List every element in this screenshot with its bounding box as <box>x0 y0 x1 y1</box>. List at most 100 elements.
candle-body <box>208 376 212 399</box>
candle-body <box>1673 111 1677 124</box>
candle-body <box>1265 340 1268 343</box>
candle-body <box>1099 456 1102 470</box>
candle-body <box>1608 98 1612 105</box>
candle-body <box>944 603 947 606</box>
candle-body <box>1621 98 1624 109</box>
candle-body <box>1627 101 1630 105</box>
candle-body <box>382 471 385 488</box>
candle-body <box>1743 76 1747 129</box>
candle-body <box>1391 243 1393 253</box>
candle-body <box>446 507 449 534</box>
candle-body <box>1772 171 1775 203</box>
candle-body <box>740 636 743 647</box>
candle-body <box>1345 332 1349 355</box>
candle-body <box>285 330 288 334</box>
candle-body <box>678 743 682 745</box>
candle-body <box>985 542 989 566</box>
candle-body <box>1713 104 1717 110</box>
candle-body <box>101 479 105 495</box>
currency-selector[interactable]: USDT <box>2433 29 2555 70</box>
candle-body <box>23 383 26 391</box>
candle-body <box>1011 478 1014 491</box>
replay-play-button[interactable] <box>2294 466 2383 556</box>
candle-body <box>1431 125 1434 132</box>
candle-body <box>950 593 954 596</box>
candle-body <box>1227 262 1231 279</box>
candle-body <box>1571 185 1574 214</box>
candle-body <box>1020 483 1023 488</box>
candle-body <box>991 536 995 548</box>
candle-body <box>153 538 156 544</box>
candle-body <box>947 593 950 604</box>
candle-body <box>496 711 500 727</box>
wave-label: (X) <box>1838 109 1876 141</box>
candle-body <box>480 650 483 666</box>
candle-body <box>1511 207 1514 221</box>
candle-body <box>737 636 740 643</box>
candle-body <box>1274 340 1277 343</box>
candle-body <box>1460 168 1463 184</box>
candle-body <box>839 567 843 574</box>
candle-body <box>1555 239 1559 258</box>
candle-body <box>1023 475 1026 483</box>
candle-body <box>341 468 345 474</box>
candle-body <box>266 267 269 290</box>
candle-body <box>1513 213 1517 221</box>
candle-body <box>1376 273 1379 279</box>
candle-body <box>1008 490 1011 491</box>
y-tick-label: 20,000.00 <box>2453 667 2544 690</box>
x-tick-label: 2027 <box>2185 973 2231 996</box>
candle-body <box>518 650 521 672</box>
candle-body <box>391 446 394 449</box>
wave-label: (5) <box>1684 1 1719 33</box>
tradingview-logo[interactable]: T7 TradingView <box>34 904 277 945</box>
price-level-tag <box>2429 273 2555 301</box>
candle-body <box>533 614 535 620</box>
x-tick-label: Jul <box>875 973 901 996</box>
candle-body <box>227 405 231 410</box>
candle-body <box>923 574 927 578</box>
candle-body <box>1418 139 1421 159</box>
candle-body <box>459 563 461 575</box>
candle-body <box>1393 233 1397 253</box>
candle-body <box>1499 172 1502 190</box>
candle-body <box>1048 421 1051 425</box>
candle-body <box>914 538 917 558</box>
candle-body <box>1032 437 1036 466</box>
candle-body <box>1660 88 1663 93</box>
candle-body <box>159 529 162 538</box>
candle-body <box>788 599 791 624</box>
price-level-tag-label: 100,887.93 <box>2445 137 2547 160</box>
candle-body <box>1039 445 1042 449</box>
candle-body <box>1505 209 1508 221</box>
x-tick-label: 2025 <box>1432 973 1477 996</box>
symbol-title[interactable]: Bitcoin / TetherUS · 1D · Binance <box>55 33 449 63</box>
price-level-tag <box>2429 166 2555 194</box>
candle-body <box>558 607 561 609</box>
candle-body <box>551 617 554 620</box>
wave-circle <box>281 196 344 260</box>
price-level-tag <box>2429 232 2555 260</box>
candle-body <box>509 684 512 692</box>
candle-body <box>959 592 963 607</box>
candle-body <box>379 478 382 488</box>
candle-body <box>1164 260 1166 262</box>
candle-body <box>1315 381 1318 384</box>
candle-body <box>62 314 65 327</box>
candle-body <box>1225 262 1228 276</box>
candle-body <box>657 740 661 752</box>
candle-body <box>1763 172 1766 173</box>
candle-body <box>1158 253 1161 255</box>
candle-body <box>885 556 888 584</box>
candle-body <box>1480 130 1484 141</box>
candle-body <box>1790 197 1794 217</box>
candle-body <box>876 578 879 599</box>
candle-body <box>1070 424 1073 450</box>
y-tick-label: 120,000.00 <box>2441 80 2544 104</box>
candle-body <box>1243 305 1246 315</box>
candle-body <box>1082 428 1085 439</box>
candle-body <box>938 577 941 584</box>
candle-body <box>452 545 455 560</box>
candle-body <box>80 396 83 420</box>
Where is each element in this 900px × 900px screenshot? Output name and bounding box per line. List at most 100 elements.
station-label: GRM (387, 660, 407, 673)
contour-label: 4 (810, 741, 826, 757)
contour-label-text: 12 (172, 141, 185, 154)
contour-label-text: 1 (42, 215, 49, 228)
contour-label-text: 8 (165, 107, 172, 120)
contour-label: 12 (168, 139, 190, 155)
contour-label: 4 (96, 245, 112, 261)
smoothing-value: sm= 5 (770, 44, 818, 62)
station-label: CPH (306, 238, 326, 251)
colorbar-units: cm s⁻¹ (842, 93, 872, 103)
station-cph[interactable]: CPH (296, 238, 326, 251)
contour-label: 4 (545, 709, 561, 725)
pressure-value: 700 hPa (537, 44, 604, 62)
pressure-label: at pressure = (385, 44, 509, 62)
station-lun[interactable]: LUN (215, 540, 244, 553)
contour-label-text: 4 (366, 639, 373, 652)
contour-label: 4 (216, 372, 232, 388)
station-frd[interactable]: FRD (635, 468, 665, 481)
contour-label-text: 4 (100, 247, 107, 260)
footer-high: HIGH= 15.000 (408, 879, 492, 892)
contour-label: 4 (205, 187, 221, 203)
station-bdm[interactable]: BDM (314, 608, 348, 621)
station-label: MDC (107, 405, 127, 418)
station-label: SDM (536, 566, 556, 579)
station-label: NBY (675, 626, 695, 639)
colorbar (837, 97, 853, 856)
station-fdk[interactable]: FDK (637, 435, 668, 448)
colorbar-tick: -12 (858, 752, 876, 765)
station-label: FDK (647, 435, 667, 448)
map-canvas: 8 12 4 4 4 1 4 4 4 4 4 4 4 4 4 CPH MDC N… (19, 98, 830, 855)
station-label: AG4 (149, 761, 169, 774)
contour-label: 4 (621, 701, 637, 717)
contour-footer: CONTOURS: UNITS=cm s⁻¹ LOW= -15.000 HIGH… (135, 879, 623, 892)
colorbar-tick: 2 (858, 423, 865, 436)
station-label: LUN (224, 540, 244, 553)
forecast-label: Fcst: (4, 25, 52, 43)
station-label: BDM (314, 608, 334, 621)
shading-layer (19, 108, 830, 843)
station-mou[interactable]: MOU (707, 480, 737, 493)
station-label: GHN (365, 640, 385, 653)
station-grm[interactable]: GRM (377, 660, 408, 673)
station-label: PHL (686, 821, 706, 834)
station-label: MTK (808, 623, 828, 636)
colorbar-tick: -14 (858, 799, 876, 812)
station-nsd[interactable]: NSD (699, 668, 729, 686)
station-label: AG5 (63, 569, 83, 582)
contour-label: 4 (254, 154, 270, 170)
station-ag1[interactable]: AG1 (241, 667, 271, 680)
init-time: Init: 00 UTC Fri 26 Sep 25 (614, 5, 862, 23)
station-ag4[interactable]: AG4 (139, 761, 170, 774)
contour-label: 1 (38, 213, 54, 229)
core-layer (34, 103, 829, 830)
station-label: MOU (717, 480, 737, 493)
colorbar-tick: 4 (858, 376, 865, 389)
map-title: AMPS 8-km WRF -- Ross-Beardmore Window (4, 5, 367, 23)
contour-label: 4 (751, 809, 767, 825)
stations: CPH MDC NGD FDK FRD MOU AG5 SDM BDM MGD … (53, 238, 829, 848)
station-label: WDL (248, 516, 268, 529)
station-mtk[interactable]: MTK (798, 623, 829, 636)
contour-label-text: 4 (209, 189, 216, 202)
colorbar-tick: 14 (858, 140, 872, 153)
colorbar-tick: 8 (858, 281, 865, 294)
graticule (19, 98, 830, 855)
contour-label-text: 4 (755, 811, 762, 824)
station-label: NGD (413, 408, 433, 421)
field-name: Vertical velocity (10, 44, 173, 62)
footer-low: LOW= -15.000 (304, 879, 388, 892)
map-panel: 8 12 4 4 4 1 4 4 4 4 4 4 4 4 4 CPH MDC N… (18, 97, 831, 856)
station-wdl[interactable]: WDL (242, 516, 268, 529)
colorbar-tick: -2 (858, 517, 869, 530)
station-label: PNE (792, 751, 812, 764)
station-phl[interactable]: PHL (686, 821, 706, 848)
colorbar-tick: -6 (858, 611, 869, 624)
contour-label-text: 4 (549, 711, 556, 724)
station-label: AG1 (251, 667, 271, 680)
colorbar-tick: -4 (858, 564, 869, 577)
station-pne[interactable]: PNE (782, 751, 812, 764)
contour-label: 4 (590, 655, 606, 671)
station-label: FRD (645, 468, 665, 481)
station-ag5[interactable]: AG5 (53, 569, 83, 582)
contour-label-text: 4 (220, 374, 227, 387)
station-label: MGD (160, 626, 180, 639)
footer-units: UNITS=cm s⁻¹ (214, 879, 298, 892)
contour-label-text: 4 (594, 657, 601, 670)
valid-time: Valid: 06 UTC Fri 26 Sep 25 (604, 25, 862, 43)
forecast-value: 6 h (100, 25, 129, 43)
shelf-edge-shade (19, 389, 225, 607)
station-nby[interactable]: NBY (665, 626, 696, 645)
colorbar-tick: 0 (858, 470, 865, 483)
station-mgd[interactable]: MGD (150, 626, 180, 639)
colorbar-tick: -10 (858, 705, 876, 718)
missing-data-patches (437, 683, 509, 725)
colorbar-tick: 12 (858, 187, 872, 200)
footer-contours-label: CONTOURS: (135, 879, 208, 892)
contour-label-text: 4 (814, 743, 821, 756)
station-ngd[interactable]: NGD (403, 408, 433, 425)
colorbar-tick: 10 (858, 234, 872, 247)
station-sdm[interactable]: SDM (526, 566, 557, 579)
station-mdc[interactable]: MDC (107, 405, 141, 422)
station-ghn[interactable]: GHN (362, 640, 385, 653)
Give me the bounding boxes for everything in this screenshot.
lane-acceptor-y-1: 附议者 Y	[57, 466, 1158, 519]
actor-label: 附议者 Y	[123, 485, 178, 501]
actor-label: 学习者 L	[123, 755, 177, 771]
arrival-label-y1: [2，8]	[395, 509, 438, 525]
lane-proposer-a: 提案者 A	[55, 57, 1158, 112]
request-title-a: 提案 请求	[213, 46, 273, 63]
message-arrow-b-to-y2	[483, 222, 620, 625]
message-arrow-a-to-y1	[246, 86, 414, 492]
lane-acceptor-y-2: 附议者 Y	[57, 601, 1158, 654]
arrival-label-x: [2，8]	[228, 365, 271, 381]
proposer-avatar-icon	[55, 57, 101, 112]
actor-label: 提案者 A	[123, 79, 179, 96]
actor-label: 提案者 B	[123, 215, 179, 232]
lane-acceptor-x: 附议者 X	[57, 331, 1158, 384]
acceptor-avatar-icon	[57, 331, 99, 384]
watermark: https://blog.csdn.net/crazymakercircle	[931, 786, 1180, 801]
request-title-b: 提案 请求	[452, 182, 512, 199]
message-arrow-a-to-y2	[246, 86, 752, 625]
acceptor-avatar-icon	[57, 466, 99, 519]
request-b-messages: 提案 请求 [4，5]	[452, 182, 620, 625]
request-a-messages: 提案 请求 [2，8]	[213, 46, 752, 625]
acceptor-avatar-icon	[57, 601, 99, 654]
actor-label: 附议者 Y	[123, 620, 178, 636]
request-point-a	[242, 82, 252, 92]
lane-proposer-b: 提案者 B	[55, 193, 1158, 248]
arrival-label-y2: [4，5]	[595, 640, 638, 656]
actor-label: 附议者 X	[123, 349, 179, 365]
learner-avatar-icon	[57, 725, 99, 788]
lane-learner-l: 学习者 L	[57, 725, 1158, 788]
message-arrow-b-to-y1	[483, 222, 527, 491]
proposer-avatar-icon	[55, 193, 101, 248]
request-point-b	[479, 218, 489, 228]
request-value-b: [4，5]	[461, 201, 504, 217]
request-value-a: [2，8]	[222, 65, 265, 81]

> WORK TO BE COMPLETED
Set down, word for word, the lines of the entries above from the very first one through the line containing "candle-body <box>1431 125 1434 132</box>", both included.

> EXPECTED ANSWER
List every element in this screenshot with its bounding box as <box>x0 y0 x1 y1</box>. List at most 100 elements.
candle-body <box>208 376 212 399</box>
candle-body <box>1673 111 1677 124</box>
candle-body <box>1265 340 1268 343</box>
candle-body <box>1099 456 1102 470</box>
candle-body <box>1608 98 1612 105</box>
candle-body <box>944 603 947 606</box>
candle-body <box>1621 98 1624 109</box>
candle-body <box>1627 101 1630 105</box>
candle-body <box>382 471 385 488</box>
candle-body <box>1743 76 1747 129</box>
candle-body <box>1391 243 1393 253</box>
candle-body <box>446 507 449 534</box>
candle-body <box>1772 171 1775 203</box>
candle-body <box>740 636 743 647</box>
candle-body <box>1345 332 1349 355</box>
candle-body <box>285 330 288 334</box>
candle-body <box>678 743 682 745</box>
candle-body <box>985 542 989 566</box>
candle-body <box>1713 104 1717 110</box>
candle-body <box>101 479 105 495</box>
currency-selector[interactable]: USDT <box>2433 29 2555 70</box>
candle-body <box>23 383 26 391</box>
candle-body <box>1011 478 1014 491</box>
replay-play-button[interactable] <box>2294 466 2383 556</box>
candle-body <box>1431 125 1434 132</box>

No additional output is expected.